Entries from a page text dataset:
-------------------------

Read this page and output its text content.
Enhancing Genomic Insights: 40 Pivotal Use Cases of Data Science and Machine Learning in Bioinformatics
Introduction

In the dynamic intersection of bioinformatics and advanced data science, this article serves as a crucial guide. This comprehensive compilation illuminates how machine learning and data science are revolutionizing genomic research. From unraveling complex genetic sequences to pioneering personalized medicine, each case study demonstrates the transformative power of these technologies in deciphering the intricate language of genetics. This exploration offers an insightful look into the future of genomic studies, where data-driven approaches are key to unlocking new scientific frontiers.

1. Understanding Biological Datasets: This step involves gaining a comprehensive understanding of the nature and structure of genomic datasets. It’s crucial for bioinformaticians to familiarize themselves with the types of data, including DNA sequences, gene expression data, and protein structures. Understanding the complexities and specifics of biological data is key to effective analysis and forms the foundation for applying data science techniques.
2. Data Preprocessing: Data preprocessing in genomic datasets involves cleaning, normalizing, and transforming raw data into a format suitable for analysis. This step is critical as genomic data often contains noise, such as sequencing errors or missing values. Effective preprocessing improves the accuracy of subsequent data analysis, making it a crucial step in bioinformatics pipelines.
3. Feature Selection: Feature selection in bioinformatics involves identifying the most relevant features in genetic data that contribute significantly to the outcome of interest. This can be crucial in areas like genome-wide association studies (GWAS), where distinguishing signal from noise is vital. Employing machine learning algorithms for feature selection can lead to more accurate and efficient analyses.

-------------------------

» Activity
Print out all of the data above word for word.

» Completed task
Read this page and output its text content.
Enhancing Genomic Insights: 40 Pivotal Use Cases of Data Science and Machine Learning in Bioinformatics
Introduction

In the dynamic intersection of bioinformatics and advanced data science, this article serves as a crucial guide. This comprehensive compilation illuminates how machine learning and data science are revolutionizing genomic research. From unraveling complex genetic sequences to pioneering personalized medicine, each case study demonstrates the transformative power of these technologies in deciphering the intricate language of genetics. This exploration offers an insightful look into the future of genomic studies, where data-driven approaches are key to unlocking new scientific frontiers.

1. Understanding Biological Datasets: This step involves gaining a comprehensive understanding of the nature and structure of genomic datasets. It’s crucial for bioinformaticians to familiarize themselves with the types of data, including DNA sequences, gene expression data, and protein structures. Understanding the complexities and specifics of biological data is key to effective analysis and forms the foundation for applying data science techniques.
2. Data Preprocessing: Data preprocessing in genomic datasets involves cleaning, normalizing, and transforming raw data into a format suitable for analysis. This step is critical as genomic data often contains noise, such as sequencing errors or missing values. Effective preprocessing improves the accuracy of subsequent data analysis, making it a crucial step in bioinformatics pipelines.
3. Feature Selection: Feature selection in bioinformatics involves identifying the most relevant features in genetic data that contribute significantly to the outcome of interest. This can be crucial in areas like genome-wide association studies (GWAS), where distinguishing signal from noise is vital. Employing machine learning algorithms for feature selection can lead to more accurate and efficient analyses.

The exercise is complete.